**Records**

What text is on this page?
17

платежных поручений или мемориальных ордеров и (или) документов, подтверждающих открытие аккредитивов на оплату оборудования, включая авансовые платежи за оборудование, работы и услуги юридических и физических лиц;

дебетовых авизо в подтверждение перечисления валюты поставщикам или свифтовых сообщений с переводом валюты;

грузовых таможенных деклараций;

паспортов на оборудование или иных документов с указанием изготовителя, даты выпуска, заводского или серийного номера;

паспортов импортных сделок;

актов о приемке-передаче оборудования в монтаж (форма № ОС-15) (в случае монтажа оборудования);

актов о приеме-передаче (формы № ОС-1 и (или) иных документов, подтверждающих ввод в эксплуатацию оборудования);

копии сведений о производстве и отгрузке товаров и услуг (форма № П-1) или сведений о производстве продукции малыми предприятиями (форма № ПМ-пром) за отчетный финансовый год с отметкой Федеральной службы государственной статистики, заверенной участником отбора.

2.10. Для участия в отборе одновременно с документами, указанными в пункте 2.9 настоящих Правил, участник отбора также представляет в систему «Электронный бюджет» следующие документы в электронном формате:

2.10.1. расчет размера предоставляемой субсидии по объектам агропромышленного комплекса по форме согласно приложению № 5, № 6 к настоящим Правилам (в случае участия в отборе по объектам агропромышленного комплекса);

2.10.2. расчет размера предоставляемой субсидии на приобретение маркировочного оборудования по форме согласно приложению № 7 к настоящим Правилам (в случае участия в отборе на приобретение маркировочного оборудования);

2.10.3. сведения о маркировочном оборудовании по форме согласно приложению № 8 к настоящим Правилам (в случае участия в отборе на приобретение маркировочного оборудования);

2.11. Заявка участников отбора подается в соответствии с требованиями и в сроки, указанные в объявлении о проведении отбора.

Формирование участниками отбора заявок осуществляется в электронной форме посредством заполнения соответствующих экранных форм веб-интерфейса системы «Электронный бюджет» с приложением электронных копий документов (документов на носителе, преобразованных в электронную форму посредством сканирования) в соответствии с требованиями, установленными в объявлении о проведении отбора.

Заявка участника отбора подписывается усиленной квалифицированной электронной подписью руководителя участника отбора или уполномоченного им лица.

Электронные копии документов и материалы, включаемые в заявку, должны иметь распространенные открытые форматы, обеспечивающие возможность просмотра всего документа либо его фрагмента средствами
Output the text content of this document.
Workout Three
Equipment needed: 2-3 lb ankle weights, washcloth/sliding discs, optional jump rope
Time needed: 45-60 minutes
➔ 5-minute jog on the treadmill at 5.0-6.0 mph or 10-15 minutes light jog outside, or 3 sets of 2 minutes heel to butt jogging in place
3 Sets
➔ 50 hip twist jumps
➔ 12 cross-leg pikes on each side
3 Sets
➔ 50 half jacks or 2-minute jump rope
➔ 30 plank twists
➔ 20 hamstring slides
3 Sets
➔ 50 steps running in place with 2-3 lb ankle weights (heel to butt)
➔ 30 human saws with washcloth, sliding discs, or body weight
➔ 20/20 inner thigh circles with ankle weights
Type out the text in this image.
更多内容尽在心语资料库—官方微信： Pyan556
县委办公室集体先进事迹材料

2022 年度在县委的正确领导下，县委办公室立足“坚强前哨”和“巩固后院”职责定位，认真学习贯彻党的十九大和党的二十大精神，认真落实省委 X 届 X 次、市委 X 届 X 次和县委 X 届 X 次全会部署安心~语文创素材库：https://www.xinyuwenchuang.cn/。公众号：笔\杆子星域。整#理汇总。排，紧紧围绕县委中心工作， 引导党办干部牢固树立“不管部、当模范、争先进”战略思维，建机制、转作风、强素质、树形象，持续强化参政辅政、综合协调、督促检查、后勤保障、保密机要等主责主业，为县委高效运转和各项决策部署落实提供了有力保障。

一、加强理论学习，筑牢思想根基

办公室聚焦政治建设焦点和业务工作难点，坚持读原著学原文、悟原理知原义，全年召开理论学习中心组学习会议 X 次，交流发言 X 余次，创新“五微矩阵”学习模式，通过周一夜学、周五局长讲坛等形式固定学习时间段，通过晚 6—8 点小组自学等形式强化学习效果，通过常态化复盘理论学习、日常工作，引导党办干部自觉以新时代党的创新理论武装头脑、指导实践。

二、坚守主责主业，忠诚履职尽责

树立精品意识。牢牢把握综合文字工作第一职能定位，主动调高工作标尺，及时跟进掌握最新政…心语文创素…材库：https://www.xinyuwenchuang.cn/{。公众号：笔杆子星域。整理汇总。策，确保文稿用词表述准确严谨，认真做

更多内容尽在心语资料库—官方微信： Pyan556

**Set problem**
Report how many lines in the data contain the word "rope", with no words besides the number.

**Solution to this task**
2